- _What you should do_:
Write out the listing below again, precisely as it is given.

- _Given data_:

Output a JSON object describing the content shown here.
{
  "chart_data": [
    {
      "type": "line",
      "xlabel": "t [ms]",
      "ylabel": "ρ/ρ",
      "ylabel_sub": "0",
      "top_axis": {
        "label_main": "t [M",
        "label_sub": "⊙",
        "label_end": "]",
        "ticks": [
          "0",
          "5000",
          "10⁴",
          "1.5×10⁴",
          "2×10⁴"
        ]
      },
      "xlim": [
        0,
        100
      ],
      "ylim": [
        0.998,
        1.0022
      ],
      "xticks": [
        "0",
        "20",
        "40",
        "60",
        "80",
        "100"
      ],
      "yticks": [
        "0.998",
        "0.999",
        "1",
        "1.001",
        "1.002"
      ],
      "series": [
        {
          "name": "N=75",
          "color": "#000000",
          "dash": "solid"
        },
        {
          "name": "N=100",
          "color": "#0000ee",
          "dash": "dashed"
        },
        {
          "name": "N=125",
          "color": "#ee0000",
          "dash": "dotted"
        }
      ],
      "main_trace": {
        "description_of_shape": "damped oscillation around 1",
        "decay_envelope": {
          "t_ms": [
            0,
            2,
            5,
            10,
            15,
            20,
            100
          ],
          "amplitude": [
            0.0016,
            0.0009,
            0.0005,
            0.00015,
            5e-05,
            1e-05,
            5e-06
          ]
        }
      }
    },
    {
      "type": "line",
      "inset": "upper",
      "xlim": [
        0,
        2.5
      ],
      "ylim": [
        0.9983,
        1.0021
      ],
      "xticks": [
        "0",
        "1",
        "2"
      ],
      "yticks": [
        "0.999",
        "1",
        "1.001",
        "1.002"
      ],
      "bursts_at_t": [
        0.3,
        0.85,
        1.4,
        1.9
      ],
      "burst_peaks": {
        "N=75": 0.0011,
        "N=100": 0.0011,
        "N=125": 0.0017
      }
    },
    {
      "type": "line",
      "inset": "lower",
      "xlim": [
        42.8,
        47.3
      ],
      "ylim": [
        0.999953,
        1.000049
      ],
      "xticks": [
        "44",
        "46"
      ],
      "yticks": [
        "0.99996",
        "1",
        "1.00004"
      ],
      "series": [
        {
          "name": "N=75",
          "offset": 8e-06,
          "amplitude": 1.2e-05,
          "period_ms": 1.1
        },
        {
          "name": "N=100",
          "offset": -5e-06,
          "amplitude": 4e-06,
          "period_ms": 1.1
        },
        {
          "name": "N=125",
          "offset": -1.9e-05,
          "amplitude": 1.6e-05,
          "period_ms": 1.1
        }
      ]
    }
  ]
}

- _Exercise response_:
Output a JSON object describing the content shown here.
{
  "chart_data": [
    {
      "type": "line",
      "xlabel": "t [ms]",
      "ylabel": "ρ/ρ",
      "ylabel_sub": "0",
      "top_axis": {
        "label_main": "t [M",
        "label_sub": "⊙",
        "label_end": "]",
        "ticks": [
          "0",
          "5000",
          "10⁴",
          "1.5×10⁴",
          "2×10⁴"
        ]
      },
      "xlim": [
        0,
        100
      ],
      "ylim": [
        0.998,
        1.0022
      ],
      "xticks": [
        "0",
        "20",
        "40",
        "60",
        "80",
        "100"
      ],
      "yticks": [
        "0.998",
        "0.999",
        "1",
        "1.001",
        "1.002"
      ],
      "series": [
        {
          "name": "N=75",
          "color": "#000000",
          "dash": "solid"
        },
        {
          "name": "N=100",
          "color": "#0000ee",
          "dash": "dashed"
        },
        {
          "name": "N=125",
          "color": "#ee0000",
          "dash": "dotted"
        }
      ],
      "main_trace": {
        "description_of_shape": "damped oscillation around 1",
        "decay_envelope": {
          "t_ms": [
            0,
            2,
            5,
            10,
            15,
            20,
            100
          ],
          "amplitude": [
            0.0016,
            0.0009,
            0.0005,
            0.00015,
            5e-05,
            1e-05,
            5e-06
          ]
        }
      }
    },
    {
      "type": "line",
      "inset": "upper",
      "xlim": [
        0,
        2.5
      ],
      "ylim": [
        0.9983,
        1.0021
      ],
      "xticks": [
        "0",
        "1",
        "2"
      ],
      "yticks": [
        "0.999",
        "1",
        "1.001",
        "1.002"
      ],
      "bursts_at_t": [
        0.3,
        0.85,
        1.4,
        1.9
      ],
      "burst_peaks": {
        "N=75": 0.0011,
        "N=100": 0.0011,
        "N=125": 0.0017
      }
    },
    {
      "type": "line",
      "inset": "lower",
      "xlim": [
        42.8,
        47.3
      ],
      "ylim": [
        0.999953,
        1.000049
      ],
      "xticks": [
        "44",
        "46"
      ],
      "yticks": [
        "0.99996",
        "1",
        "1.00004"
      ],
      "series": [
        {
          "name": "N=75",
          "offset": 8e-06,
          "amplitude": 1.2e-05,
          "period_ms": 1.1
        },
        {
          "name": "N=100",
          "offset": -5e-06,
          "amplitude": 4e-06,
          "period_ms": 1.1
        },
        {
          "name": "N=125",
          "offset": -1.9e-05,
          "amplitude": 1.6e-05,
          "period_ms": 1.1
        }
      ]
    }
  ]
}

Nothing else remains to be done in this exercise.